*DIRECTION*
Go through the records below line by line, counting those that contain the word "GISTEMP"; answer with the count only.
-- START ROWS --
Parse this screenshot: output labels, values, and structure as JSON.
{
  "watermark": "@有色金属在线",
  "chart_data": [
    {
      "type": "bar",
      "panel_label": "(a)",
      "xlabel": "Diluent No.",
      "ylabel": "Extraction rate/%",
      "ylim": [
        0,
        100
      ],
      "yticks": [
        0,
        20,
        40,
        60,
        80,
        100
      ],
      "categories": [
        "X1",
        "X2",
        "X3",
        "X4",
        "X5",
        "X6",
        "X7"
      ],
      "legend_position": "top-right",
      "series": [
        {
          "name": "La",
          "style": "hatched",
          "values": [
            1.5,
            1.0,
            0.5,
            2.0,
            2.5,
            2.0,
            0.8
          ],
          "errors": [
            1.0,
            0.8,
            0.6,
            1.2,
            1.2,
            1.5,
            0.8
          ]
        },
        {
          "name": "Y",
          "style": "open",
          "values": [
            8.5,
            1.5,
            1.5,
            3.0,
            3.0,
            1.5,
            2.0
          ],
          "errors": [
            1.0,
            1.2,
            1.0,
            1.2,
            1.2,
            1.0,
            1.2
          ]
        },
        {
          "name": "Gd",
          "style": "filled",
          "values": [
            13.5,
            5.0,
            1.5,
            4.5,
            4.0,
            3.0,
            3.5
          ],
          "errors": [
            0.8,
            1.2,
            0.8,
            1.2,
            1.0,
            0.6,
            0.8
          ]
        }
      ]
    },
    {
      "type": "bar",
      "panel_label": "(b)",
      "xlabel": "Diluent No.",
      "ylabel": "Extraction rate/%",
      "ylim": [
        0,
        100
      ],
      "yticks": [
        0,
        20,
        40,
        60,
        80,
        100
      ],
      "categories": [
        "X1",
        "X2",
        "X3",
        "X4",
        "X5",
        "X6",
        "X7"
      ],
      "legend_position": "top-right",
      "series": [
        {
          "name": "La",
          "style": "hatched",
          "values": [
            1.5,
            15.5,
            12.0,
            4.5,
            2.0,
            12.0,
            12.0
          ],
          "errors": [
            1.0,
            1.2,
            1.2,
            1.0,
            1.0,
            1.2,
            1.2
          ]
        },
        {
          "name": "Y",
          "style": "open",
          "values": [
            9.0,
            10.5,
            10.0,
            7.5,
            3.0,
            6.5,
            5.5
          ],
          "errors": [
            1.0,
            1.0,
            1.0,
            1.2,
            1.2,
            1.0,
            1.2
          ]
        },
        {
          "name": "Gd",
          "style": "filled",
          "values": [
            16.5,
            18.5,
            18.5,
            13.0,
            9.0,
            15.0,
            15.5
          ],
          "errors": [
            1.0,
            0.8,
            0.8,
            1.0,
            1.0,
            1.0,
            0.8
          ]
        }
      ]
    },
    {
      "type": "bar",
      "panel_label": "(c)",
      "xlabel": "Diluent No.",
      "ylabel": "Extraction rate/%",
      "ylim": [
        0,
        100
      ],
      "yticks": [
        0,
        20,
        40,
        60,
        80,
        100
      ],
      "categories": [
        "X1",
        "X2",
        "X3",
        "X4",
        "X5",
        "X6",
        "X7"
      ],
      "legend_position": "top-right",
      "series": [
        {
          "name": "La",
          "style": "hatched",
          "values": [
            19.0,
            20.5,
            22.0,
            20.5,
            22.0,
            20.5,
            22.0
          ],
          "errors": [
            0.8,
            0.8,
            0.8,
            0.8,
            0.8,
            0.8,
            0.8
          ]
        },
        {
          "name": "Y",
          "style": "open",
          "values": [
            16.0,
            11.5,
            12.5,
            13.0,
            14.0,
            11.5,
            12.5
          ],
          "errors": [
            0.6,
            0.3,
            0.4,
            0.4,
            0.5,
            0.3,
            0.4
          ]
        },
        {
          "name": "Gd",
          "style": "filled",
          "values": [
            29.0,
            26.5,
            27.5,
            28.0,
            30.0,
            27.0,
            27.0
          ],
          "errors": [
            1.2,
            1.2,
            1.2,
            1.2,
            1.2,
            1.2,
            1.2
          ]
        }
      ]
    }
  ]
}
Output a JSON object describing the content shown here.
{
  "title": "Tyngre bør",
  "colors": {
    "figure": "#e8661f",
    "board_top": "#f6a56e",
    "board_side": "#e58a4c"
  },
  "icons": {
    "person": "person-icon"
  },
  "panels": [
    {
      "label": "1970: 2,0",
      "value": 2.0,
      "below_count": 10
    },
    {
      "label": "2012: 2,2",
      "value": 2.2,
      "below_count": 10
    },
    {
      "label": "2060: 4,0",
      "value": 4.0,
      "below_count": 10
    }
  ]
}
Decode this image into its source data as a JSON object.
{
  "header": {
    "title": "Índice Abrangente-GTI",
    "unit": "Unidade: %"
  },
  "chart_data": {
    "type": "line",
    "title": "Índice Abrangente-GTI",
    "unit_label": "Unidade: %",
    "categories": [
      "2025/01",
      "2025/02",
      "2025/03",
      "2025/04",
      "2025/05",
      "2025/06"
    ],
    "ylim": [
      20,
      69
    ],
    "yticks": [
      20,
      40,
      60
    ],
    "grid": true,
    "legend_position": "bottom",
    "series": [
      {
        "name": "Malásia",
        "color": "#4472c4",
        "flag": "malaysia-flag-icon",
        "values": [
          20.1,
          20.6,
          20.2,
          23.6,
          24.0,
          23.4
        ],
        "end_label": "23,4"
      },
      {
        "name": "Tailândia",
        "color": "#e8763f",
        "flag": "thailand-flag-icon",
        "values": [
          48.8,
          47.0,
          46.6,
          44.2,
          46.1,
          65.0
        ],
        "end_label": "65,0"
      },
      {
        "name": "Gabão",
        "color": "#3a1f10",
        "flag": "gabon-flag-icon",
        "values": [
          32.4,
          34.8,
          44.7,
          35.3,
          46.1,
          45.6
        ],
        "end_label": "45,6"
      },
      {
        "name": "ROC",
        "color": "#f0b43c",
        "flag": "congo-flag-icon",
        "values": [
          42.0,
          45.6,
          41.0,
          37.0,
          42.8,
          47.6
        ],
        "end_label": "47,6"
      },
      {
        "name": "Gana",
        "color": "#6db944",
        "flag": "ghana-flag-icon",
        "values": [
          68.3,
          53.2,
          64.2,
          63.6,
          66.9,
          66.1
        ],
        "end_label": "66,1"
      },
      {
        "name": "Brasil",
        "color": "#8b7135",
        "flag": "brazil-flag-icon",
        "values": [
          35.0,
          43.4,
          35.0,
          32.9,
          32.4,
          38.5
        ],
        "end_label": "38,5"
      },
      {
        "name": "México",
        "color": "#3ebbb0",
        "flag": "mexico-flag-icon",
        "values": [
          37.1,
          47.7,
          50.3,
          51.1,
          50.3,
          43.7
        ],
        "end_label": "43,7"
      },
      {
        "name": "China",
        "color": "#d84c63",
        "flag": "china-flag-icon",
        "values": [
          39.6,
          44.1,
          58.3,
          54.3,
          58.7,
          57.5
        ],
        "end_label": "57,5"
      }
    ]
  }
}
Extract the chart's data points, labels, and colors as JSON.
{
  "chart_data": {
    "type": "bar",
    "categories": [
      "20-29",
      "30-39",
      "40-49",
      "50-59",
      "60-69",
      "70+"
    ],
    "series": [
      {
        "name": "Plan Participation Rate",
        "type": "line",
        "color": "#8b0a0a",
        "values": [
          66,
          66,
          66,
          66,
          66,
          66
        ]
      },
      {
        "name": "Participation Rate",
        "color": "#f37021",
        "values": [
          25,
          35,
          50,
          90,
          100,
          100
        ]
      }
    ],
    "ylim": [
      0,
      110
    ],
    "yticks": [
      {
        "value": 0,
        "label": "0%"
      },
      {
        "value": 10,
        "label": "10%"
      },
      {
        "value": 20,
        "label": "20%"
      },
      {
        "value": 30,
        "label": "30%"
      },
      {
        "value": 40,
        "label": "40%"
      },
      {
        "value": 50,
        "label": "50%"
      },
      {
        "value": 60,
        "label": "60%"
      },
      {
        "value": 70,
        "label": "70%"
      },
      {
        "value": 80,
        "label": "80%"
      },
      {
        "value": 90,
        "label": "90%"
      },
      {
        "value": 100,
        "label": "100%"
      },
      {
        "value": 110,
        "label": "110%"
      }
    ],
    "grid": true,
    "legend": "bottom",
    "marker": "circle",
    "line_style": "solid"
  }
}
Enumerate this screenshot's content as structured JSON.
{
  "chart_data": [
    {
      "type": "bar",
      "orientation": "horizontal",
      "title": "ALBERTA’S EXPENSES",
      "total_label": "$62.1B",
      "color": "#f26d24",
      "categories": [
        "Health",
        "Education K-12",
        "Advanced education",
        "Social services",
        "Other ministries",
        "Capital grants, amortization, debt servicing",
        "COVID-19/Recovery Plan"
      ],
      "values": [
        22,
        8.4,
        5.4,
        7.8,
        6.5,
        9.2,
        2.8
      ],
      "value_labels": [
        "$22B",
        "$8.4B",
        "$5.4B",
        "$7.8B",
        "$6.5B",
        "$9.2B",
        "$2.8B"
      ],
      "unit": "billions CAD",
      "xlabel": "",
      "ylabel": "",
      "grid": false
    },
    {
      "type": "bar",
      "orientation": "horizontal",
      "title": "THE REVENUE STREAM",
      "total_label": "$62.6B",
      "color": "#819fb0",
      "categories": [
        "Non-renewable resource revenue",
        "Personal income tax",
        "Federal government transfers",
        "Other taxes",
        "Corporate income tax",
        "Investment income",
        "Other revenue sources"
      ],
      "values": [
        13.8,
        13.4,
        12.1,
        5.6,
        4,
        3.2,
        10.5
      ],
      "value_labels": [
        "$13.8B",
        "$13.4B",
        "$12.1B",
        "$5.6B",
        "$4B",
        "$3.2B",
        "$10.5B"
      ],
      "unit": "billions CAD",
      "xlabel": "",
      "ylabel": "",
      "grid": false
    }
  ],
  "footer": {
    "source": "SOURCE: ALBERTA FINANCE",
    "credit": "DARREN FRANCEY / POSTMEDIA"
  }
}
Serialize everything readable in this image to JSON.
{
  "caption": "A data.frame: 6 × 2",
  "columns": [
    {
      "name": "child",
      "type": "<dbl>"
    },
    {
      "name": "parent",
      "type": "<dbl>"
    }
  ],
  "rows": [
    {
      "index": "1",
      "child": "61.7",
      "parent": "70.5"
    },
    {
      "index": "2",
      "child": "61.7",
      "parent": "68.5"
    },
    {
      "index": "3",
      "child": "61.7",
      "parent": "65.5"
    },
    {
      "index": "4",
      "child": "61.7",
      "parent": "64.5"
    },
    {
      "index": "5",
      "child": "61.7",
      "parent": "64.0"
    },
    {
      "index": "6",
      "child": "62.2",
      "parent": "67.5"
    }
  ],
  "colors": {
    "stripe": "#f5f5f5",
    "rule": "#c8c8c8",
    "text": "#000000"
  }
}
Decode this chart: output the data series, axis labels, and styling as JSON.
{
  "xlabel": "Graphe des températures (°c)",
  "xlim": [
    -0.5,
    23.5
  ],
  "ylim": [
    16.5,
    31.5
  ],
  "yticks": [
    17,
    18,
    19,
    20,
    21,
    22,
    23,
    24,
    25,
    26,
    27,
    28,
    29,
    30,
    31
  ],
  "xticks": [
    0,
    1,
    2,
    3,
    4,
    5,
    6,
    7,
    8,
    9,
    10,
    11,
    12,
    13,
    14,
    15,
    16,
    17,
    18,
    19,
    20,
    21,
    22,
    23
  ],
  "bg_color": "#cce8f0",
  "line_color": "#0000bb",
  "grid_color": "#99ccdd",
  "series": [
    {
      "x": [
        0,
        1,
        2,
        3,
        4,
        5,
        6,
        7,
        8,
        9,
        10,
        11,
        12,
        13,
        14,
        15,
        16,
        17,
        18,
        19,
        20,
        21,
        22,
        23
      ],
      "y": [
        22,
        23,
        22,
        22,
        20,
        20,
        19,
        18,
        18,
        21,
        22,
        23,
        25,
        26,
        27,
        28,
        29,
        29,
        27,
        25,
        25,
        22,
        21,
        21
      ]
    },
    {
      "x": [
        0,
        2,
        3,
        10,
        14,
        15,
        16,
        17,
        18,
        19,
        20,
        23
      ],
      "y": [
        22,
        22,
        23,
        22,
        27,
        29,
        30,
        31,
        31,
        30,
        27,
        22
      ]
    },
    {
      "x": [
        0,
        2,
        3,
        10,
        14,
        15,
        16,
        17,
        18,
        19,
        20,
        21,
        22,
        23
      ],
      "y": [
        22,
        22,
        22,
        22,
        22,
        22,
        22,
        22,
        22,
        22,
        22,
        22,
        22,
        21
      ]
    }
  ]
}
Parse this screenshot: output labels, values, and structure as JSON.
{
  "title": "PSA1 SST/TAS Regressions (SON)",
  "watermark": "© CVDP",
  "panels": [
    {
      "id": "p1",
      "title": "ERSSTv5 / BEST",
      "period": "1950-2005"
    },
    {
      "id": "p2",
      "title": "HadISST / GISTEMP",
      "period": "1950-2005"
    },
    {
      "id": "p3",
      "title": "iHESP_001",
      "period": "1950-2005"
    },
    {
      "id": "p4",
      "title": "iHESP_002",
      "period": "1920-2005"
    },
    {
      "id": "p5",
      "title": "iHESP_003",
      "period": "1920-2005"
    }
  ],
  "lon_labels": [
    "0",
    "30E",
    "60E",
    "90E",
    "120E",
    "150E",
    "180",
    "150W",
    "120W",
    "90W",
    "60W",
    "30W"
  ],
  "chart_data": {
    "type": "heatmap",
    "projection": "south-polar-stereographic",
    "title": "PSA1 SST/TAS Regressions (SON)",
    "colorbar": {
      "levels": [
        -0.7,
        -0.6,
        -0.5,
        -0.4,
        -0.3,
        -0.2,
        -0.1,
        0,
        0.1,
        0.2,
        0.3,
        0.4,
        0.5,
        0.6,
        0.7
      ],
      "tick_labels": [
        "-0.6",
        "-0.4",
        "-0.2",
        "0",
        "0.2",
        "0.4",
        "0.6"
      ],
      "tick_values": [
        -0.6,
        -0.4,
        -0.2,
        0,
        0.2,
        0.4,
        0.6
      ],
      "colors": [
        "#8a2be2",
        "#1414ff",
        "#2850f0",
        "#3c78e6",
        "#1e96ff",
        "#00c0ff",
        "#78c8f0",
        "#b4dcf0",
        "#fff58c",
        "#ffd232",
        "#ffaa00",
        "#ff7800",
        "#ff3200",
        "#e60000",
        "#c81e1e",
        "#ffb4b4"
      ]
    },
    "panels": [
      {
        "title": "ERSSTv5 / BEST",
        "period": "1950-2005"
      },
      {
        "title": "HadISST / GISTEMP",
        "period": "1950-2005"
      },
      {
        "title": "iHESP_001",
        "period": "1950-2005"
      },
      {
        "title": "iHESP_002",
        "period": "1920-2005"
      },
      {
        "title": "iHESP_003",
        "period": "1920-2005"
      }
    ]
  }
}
-- END ROWS --
*REPLY*
2